**EXERCISE TASK:**
How many lines of the entries below include the word "text"? Answer with the number alone.

**Raw records:**
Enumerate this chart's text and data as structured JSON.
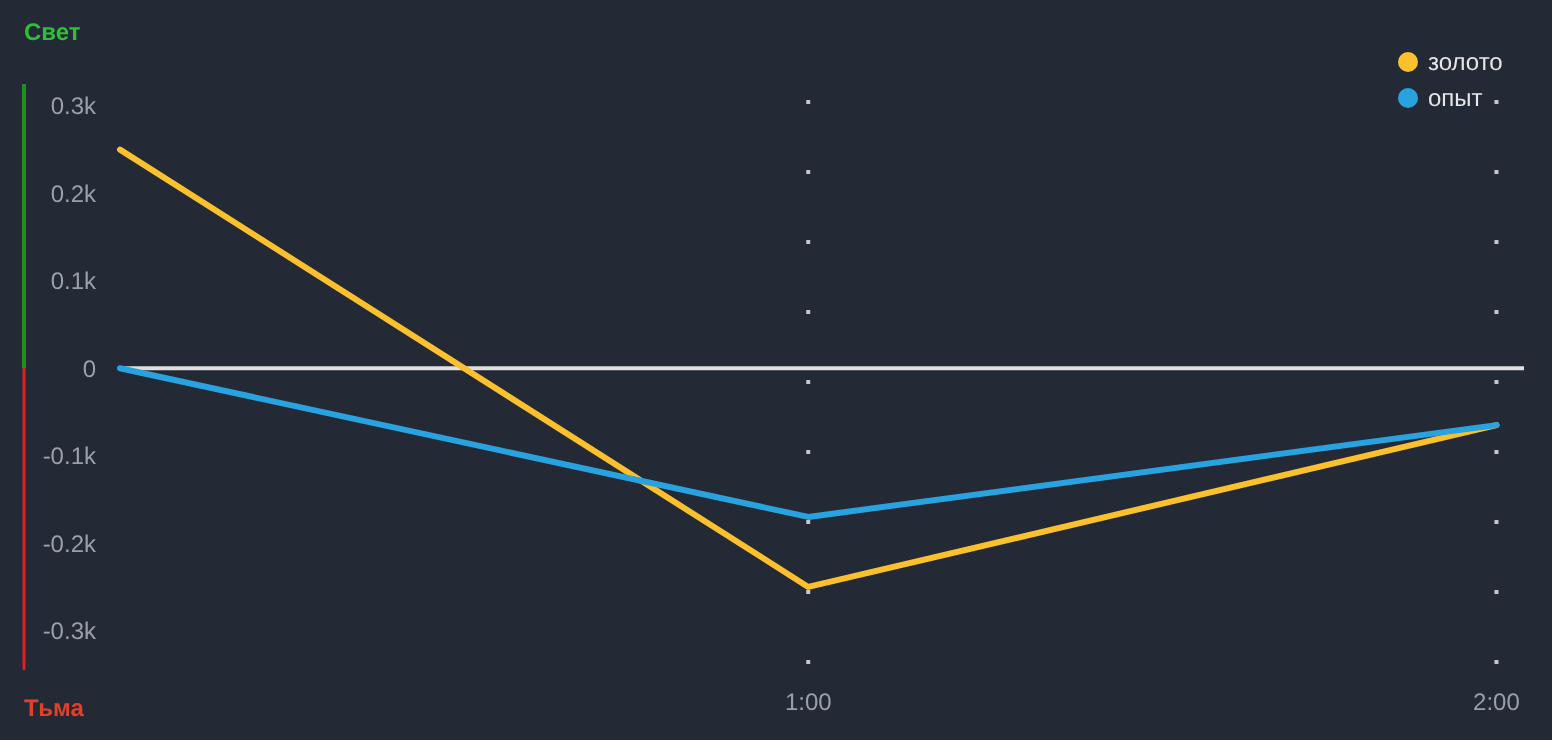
{
  "chart_data": {
    "type": "line",
    "x": [
      0,
      1,
      2
    ],
    "series": [
      {
        "name": "золото",
        "color": "#fbc02d",
        "values": [
          250,
          -250,
          -65
        ]
      },
      {
        "name": "опыт",
        "color": "#29a3e0",
        "values": [
          0,
          -170,
          -65
        ]
      }
    ],
    "xlim": [
      0,
      2.04
    ],
    "xticks": [
      {
        "value": 1,
        "label": "1:00"
      },
      {
        "value": 2,
        "label": "2:00"
      }
    ],
    "ylim": [
      -345,
      325
    ],
    "yticks": [
      {
        "value": -300,
        "label": "-0.3k"
      },
      {
        "value": -200,
        "label": "-0.2k"
      },
      {
        "value": -100,
        "label": "-0.1k"
      },
      0,
      {
        "value": 100,
        "label": "0.1k"
      },
      {
        "value": 200,
        "label": "0.2k"
      },
      {
        "value": 300,
        "label": "0.3k"
      }
    ],
    "grid": "x",
    "legend": "top right",
    "marker": "none",
    "line_style": "solid",
    "ref_lines": [
      {
        "axis": "y",
        "value": 0,
        "color": "#e0e0e0"
      }
    ],
    "annotations": [
      "Свет",
      "Тьма"
    ]
  }
}
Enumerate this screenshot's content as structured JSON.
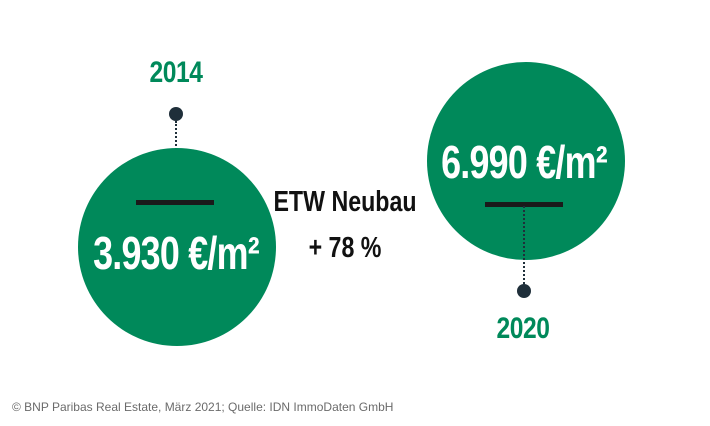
{
  "chart_data": {
    "type": "comparison",
    "title": "ETW Neubau",
    "change": "+ 78 %",
    "points": [
      {
        "year": "2014",
        "value": 3930,
        "label": "3.930 €/m²"
      },
      {
        "year": "2020",
        "value": 6990,
        "label": "6.990 €/m²"
      }
    ],
    "unit": "€/m²"
  },
  "colors": {
    "accent": "#00895a",
    "marker": "#1f2f3a",
    "text": "#111111"
  },
  "source": "© BNP Paribas Real Estate, März 2021; Quelle: IDN ImmoDaten GmbH"
}
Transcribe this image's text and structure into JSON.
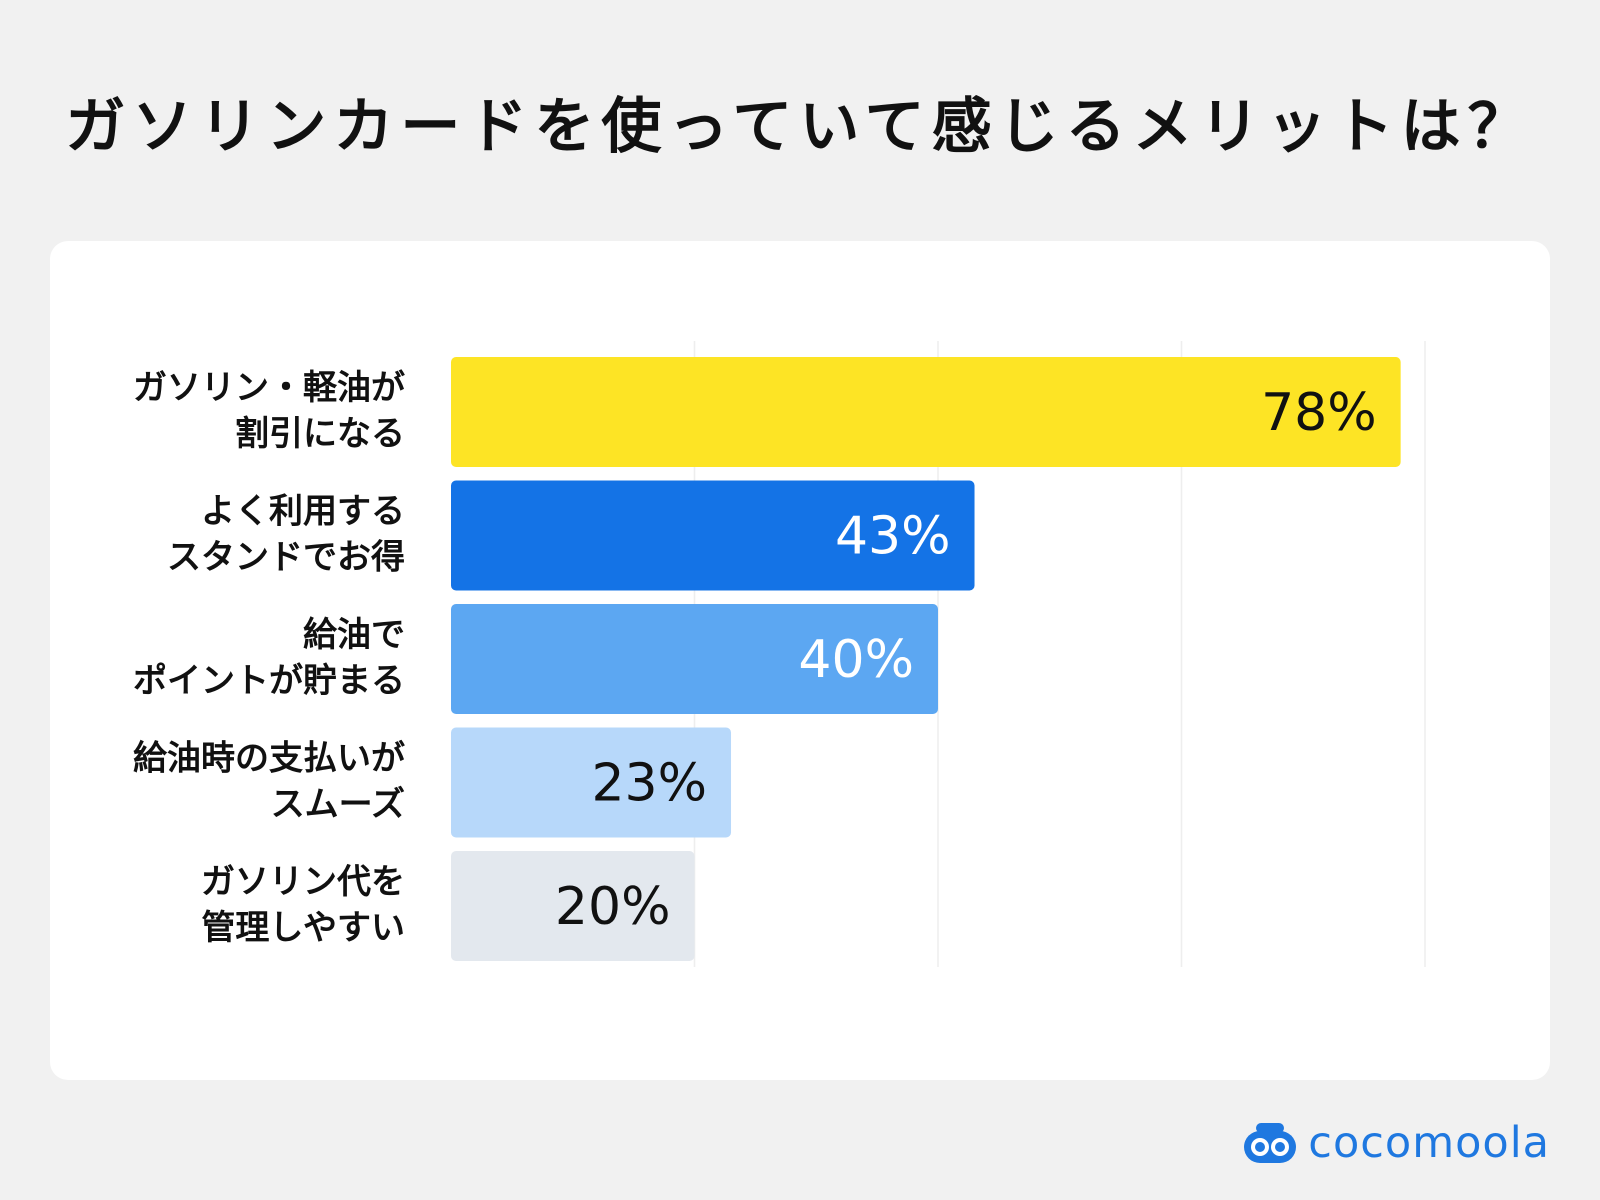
{
  "title": "ガソリンカードを使っていて感じるメリットは？",
  "brand": {
    "name": "cocomoola",
    "icon": "cocomoola-logo-icon",
    "color": "#1f78e0"
  },
  "chart_data": {
    "type": "bar",
    "orientation": "horizontal",
    "categories": [
      [
        "ガソリン・軽油が",
        "割引になる"
      ],
      [
        "よく利用する",
        "スタンドでお得"
      ],
      [
        "給油で",
        "ポイントが貯まる"
      ],
      [
        "給油時の支払いが",
        "スムーズ"
      ],
      [
        "ガソリン代を",
        "管理しやすい"
      ]
    ],
    "values": [
      78,
      43,
      40,
      23,
      20
    ],
    "value_labels": [
      "78%",
      "43%",
      "40%",
      "23%",
      "20%"
    ],
    "unit": "%",
    "colors": [
      "#fde425",
      "#1473e6",
      "#5ca7f2",
      "#b7d8fa",
      "#e3e8ee"
    ],
    "label_colors": [
      "#111111",
      "#ffffff",
      "#ffffff",
      "#111111",
      "#111111"
    ],
    "xlim": [
      0,
      80
    ],
    "grid": true,
    "legend": "none"
  }
}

**OUTPUT:**
3